* STATED EXERCISE *
Only the pictures are omitted; repeat all other data exactly.

_ _ _ _ _ _ _

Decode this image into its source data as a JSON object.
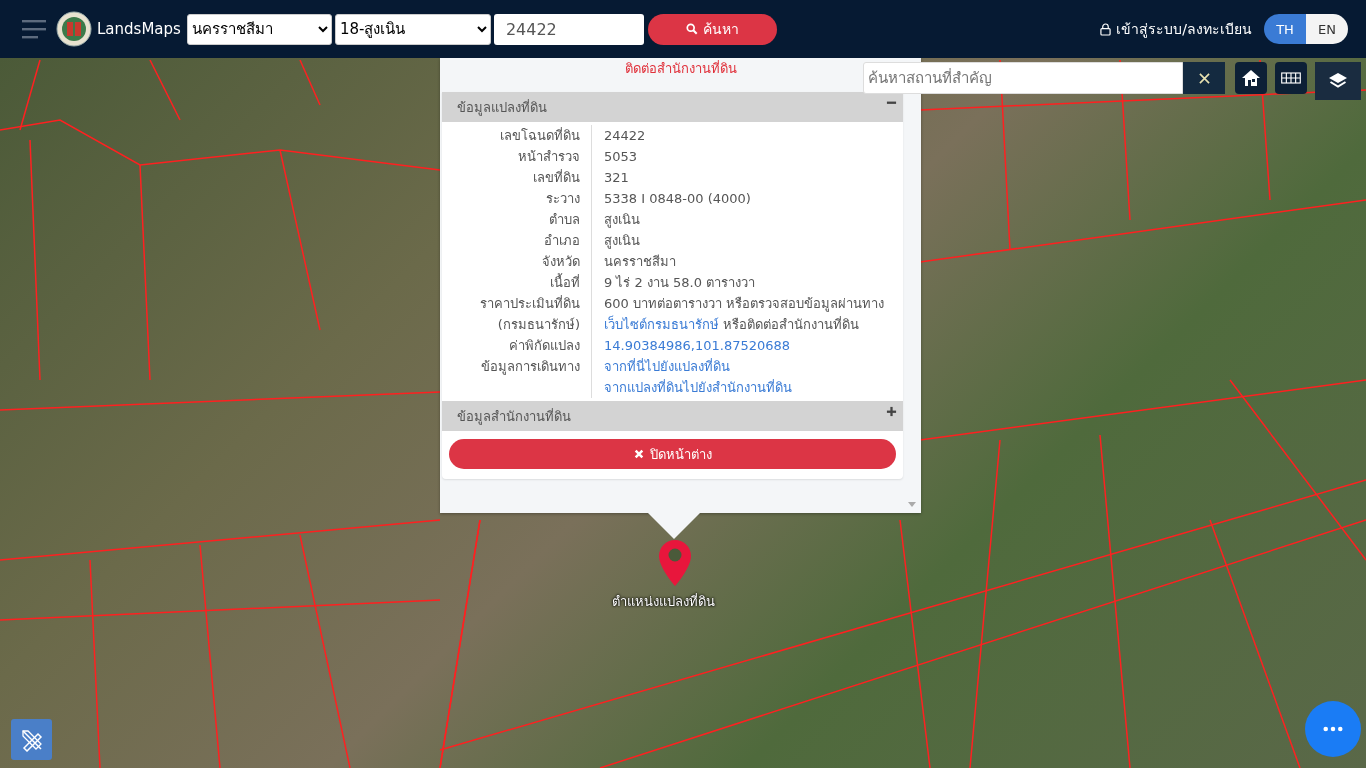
{
  "header": {
    "logo_text": "LandsMaps",
    "province": "นครราชสีมา",
    "district": "18-สูงเนิน",
    "parcel_number": "24422",
    "search_button": "ค้นหา",
    "login": "เข้าสู่ระบบ/ลงทะเบียน",
    "languages": [
      {
        "label": "TH",
        "selected": true
      },
      {
        "label": "EN",
        "selected": false
      }
    ]
  },
  "map": {
    "place_search": {
      "placeholder": "ค้นหาสถานที่สำคัญ"
    },
    "marker_label": "ตำแหน่งแปลงที่ดิน"
  },
  "popup": {
    "notice": "ติดต่อสำนักงานที่ดิน",
    "sections": [
      {
        "title": "ข้อมูลแปลงที่ดิน",
        "expanded": true,
        "rows": [
          {
            "label": "เลขโฉนดที่ดิน",
            "lines": [
              [
                {
                  "kind": "text",
                  "text": "24422"
                }
              ]
            ]
          },
          {
            "label": "หน้าสำรวจ",
            "lines": [
              [
                {
                  "kind": "text",
                  "text": "5053"
                }
              ]
            ]
          },
          {
            "label": "เลขที่ดิน",
            "lines": [
              [
                {
                  "kind": "text",
                  "text": "321"
                }
              ]
            ]
          },
          {
            "label": "ระวาง",
            "lines": [
              [
                {
                  "kind": "text",
                  "text": "5338 I 0848-00 (4000)"
                }
              ]
            ]
          },
          {
            "label": "ตำบล",
            "lines": [
              [
                {
                  "kind": "text",
                  "text": "สูงเนิน"
                }
              ]
            ]
          },
          {
            "label": "อำเภอ",
            "lines": [
              [
                {
                  "kind": "text",
                  "text": "สูงเนิน"
                }
              ]
            ]
          },
          {
            "label": "จังหวัด",
            "lines": [
              [
                {
                  "kind": "text",
                  "text": "นครราชสีมา"
                }
              ]
            ]
          },
          {
            "label": "เนื้อที่",
            "lines": [
              [
                {
                  "kind": "text",
                  "text": "9 ไร่ 2 งาน 58.0 ตารางวา"
                }
              ]
            ]
          },
          {
            "label": "ราคาประเมินที่ดิน",
            "lines": [
              [
                {
                  "kind": "text",
                  "text": "600 บาทต่อตารางวา หรือตรวจสอบข้อมูลผ่านทาง"
                }
              ]
            ]
          },
          {
            "label": "(กรมธนารักษ์)",
            "lines": [
              [
                {
                  "kind": "link",
                  "text": "เว็บไซต์กรมธนารักษ์"
                },
                {
                  "kind": "text",
                  "text": " หรือติดต่อสำนักงานที่ดิน"
                }
              ]
            ]
          },
          {
            "label": "ค่าพิกัดแปลง",
            "lines": [
              [
                {
                  "kind": "link",
                  "text": "14.90384986,101.87520688"
                }
              ]
            ]
          },
          {
            "label": "ข้อมูลการเดินทาง",
            "lines": [
              [
                {
                  "kind": "link",
                  "text": "จากที่นี่ไปยังแปลงที่ดิน"
                }
              ],
              [
                {
                  "kind": "link",
                  "text": "จากแปลงที่ดินไปยังสำนักงานที่ดิน"
                }
              ]
            ]
          }
        ]
      },
      {
        "title": "ข้อมูลสำนักงานที่ดิน",
        "expanded": false
      }
    ],
    "close_button": "ปิดหน้าต่าง"
  }
}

_ _ _ _ _ _ _

* SOLVED PROBLEM *
Decode this image into its source data as a JSON object.
{
  "header": {
    "logo_text": "LandsMaps",
    "province": "นครราชสีมา",
    "district": "18-สูงเนิน",
    "parcel_number": "24422",
    "search_button": "ค้นหา",
    "login": "เข้าสู่ระบบ/ลงทะเบียน",
    "languages": [
      {
        "label": "TH",
        "selected": true
      },
      {
        "label": "EN",
        "selected": false
      }
    ]
  },
  "map": {
    "place_search": {
      "placeholder": "ค้นหาสถานที่สำคัญ"
    },
    "marker_label": "ตำแหน่งแปลงที่ดิน"
  },
  "popup": {
    "notice": "ติดต่อสำนักงานที่ดิน",
    "sections": [
      {
        "title": "ข้อมูลแปลงที่ดิน",
        "expanded": true,
        "rows": [
          {
            "label": "เลขโฉนดที่ดิน",
            "lines": [
              [
                {
                  "kind": "text",
                  "text": "24422"
                }
              ]
            ]
          },
          {
            "label": "หน้าสำรวจ",
            "lines": [
              [
                {
                  "kind": "text",
                  "text": "5053"
                }
              ]
            ]
          },
          {
            "label": "เลขที่ดิน",
            "lines": [
              [
                {
                  "kind": "text",
                  "text": "321"
                }
              ]
            ]
          },
          {
            "label": "ระวาง",
            "lines": [
              [
                {
                  "kind": "text",
                  "text": "5338 I 0848-00 (4000)"
                }
              ]
            ]
          },
          {
            "label": "ตำบล",
            "lines": [
              [
                {
                  "kind": "text",
                  "text": "สูงเนิน"
                }
              ]
            ]
          },
          {
            "label": "อำเภอ",
            "lines": [
              [
                {
                  "kind": "text",
                  "text": "สูงเนิน"
                }
              ]
            ]
          },
          {
            "label": "จังหวัด",
            "lines": [
              [
                {
                  "kind": "text",
                  "text": "นครราชสีมา"
                }
              ]
            ]
          },
          {
            "label": "เนื้อที่",
            "lines": [
              [
                {
                  "kind": "text",
                  "text": "9 ไร่ 2 งาน 58.0 ตารางวา"
                }
              ]
            ]
          },
          {
            "label": "ราคาประเมินที่ดิน",
            "lines": [
              [
                {
                  "kind": "text",
                  "text": "600 บาทต่อตารางวา หรือตรวจสอบข้อมูลผ่านทาง"
                }
              ]
            ]
          },
          {
            "label": "(กรมธนารักษ์)",
            "lines": [
              [
                {
                  "kind": "link",
                  "text": "เว็บไซต์กรมธนารักษ์"
                },
                {
                  "kind": "text",
                  "text": " หรือติดต่อสำนักงานที่ดิน"
                }
              ]
            ]
          },
          {
            "label": "ค่าพิกัดแปลง",
            "lines": [
              [
                {
                  "kind": "link",
                  "text": "14.90384986,101.87520688"
                }
              ]
            ]
          },
          {
            "label": "ข้อมูลการเดินทาง",
            "lines": [
              [
                {
                  "kind": "link",
                  "text": "จากที่นี่ไปยังแปลงที่ดิน"
                }
              ],
              [
                {
                  "kind": "link",
                  "text": "จากแปลงที่ดินไปยังสำนักงานที่ดิน"
                }
              ]
            ]
          }
        ]
      },
      {
        "title": "ข้อมูลสำนักงานที่ดิน",
        "expanded": false
      }
    ],
    "close_button": "ปิดหน้าต่าง"
  }
}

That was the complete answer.